* begin *
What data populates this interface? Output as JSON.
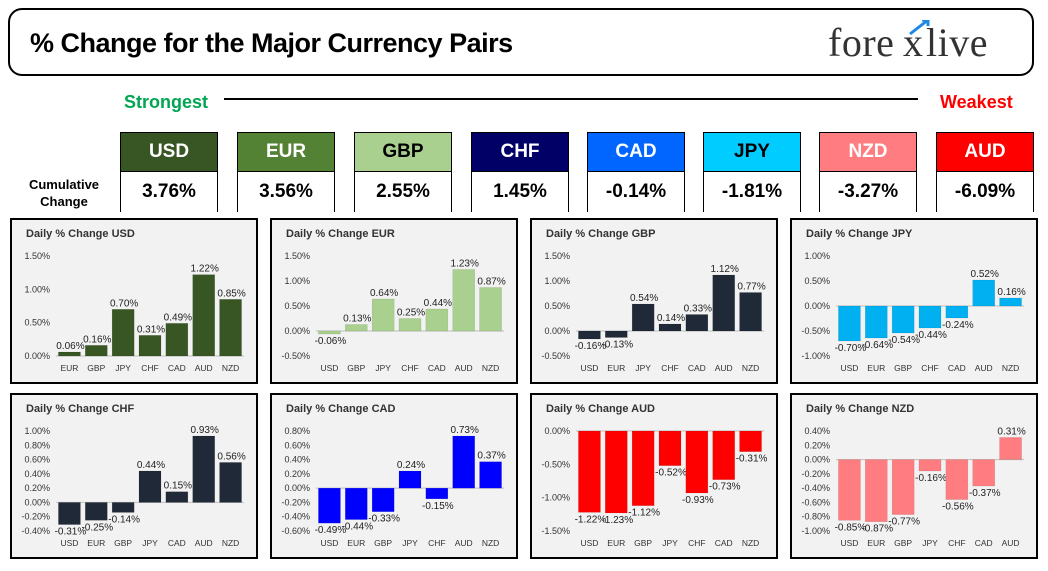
{
  "header": {
    "title": "% Change for the Major Currency Pairs",
    "logo": "forexlive"
  },
  "scale": {
    "strongest": "Strongest",
    "weakest": "Weakest"
  },
  "cumulative_label_1": "Cumulative",
  "cumulative_label_2": "Change",
  "currencies": [
    {
      "code": "USD",
      "value": "3.76%",
      "color": "#375623",
      "text_color": "#ffffff"
    },
    {
      "code": "EUR",
      "value": "3.56%",
      "color": "#548235",
      "text_color": "#ffffff"
    },
    {
      "code": "GBP",
      "value": "2.55%",
      "color": "#a9d08e",
      "text_color": "#000000"
    },
    {
      "code": "CHF",
      "value": "1.45%",
      "color": "#000066",
      "text_color": "#ffffff"
    },
    {
      "code": "CAD",
      "value": "-0.14%",
      "color": "#0066ff",
      "text_color": "#ffffff"
    },
    {
      "code": "JPY",
      "value": "-1.81%",
      "color": "#00ccff",
      "text_color": "#000000"
    },
    {
      "code": "NZD",
      "value": "-3.27%",
      "color": "#ff7c80",
      "text_color": "#ffffff"
    },
    {
      "code": "AUD",
      "value": "-6.09%",
      "color": "#ff0000",
      "text_color": "#ffffff"
    }
  ],
  "chart_data": [
    {
      "type": "bar",
      "title": "Daily % Change USD",
      "color": "#375623",
      "categories": [
        "EUR",
        "GBP",
        "JPY",
        "CHF",
        "CAD",
        "AUD",
        "NZD"
      ],
      "values": [
        0.06,
        0.16,
        0.7,
        0.31,
        0.49,
        1.22,
        0.85
      ],
      "labels": [
        "0.06%",
        "0.16%",
        "0.70%",
        "0.31%",
        "0.49%",
        "1.22%",
        "0.85%"
      ],
      "ticks": [
        "1.50%",
        "1.00%",
        "0.50%",
        "0.00%"
      ],
      "ylim": [
        0,
        1.5
      ],
      "tick_step": 0.5
    },
    {
      "type": "bar",
      "title": "Daily % Change EUR",
      "color": "#a9d08e",
      "categories": [
        "USD",
        "GBP",
        "JPY",
        "CHF",
        "CAD",
        "AUD",
        "NZD"
      ],
      "values": [
        -0.06,
        0.13,
        0.64,
        0.25,
        0.44,
        1.23,
        0.87
      ],
      "labels": [
        "-0.06%",
        "0.13%",
        "0.64%",
        "0.25%",
        "0.44%",
        "1.23%",
        "0.87%"
      ],
      "ticks": [
        "1.50%",
        "1.00%",
        "0.50%",
        "0.00%",
        "-0.50%"
      ],
      "ylim": [
        -0.5,
        1.5
      ],
      "tick_step": 0.5
    },
    {
      "type": "bar",
      "title": "Daily % Change GBP",
      "color": "#1f2937",
      "categories": [
        "USD",
        "EUR",
        "JPY",
        "CHF",
        "CAD",
        "AUD",
        "NZD"
      ],
      "values": [
        -0.16,
        -0.13,
        0.54,
        0.14,
        0.33,
        1.12,
        0.77
      ],
      "labels": [
        "-0.16%",
        "-0.13%",
        "0.54%",
        "0.14%",
        "0.33%",
        "1.12%",
        "0.77%"
      ],
      "ticks": [
        "1.50%",
        "1.00%",
        "0.50%",
        "0.00%",
        "-0.50%"
      ],
      "ylim": [
        -0.5,
        1.5
      ],
      "tick_step": 0.5
    },
    {
      "type": "bar",
      "title": "Daily % Change JPY",
      "color": "#00b0f0",
      "categories": [
        "USD",
        "EUR",
        "GBP",
        "CHF",
        "CAD",
        "AUD",
        "NZD"
      ],
      "values": [
        -0.7,
        -0.64,
        -0.54,
        -0.44,
        -0.24,
        0.52,
        0.16
      ],
      "labels": [
        "-0.70%",
        "-0.64%",
        "-0.54%",
        "-0.44%",
        "-0.24%",
        "0.52%",
        "0.16%"
      ],
      "ticks": [
        "1.00%",
        "0.50%",
        "0.00%",
        "-0.50%",
        "-1.00%"
      ],
      "ylim": [
        -1.0,
        1.0
      ],
      "tick_step": 0.5
    },
    {
      "type": "bar",
      "title": "Daily % Change CHF",
      "color": "#1f2937",
      "categories": [
        "USD",
        "EUR",
        "GBP",
        "JPY",
        "CAD",
        "AUD",
        "NZD"
      ],
      "values": [
        -0.31,
        -0.25,
        -0.14,
        0.44,
        0.15,
        0.93,
        0.56
      ],
      "labels": [
        "-0.31%",
        "-0.25%",
        "-0.14%",
        "0.44%",
        "0.15%",
        "0.93%",
        "0.56%"
      ],
      "ticks": [
        "1.00%",
        "0.80%",
        "0.60%",
        "0.40%",
        "0.20%",
        "0.00%",
        "-0.20%",
        "-0.40%"
      ],
      "ylim": [
        -0.4,
        1.0
      ],
      "tick_step": 0.2
    },
    {
      "type": "bar",
      "title": "Daily % Change CAD",
      "color": "#0000ff",
      "categories": [
        "USD",
        "EUR",
        "GBP",
        "JPY",
        "CHF",
        "AUD",
        "NZD"
      ],
      "values": [
        -0.49,
        -0.44,
        -0.33,
        0.24,
        -0.15,
        0.73,
        0.37
      ],
      "labels": [
        "-0.49%",
        "-0.44%",
        "-0.33%",
        "0.24%",
        "-0.15%",
        "0.73%",
        "0.37%"
      ],
      "ticks": [
        "0.80%",
        "0.60%",
        "0.40%",
        "0.20%",
        "0.00%",
        "-0.20%",
        "-0.40%",
        "-0.60%"
      ],
      "ylim": [
        -0.6,
        0.8
      ],
      "tick_step": 0.2
    },
    {
      "type": "bar",
      "title": "Daily % Change AUD",
      "color": "#ff0000",
      "categories": [
        "USD",
        "EUR",
        "GBP",
        "JPY",
        "CHF",
        "CAD",
        "NZD"
      ],
      "values": [
        -1.22,
        -1.23,
        -1.12,
        -0.52,
        -0.93,
        -0.73,
        -0.31
      ],
      "labels": [
        "-1.22%",
        "-1.23%",
        "-1.12%",
        "-0.52%",
        "-0.93%",
        "-0.73%",
        "-0.31%"
      ],
      "ticks": [
        "0.00%",
        "-0.50%",
        "-1.00%",
        "-1.50%"
      ],
      "ylim": [
        -1.5,
        0.0
      ],
      "tick_step": 0.5
    },
    {
      "type": "bar",
      "title": "Daily % Change NZD",
      "color": "#ff7c80",
      "categories": [
        "USD",
        "EUR",
        "GBP",
        "JPY",
        "CHF",
        "CAD",
        "AUD"
      ],
      "values": [
        -0.85,
        -0.87,
        -0.77,
        -0.16,
        -0.56,
        -0.37,
        0.31
      ],
      "labels": [
        "-0.85%",
        "-0.87%",
        "-0.77%",
        "-0.16%",
        "-0.56%",
        "-0.37%",
        "0.31%"
      ],
      "ticks": [
        "0.40%",
        "0.20%",
        "0.00%",
        "-0.20%",
        "-0.40%",
        "-0.60%",
        "-0.80%",
        "-1.00%"
      ],
      "ylim": [
        -1.0,
        0.4
      ],
      "tick_step": 0.2
    }
  ]
}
* end *
Requirements: From the listing above, collect every line that mentions the word "code".

Solution for this exercise:
      "code": "USD",
      "code": "EUR",
      "code": "GBP",
      "code": "CHF",
      "code": "CAD",
      "code": "JPY",
      "code": "NZD",
      "code": "AUD",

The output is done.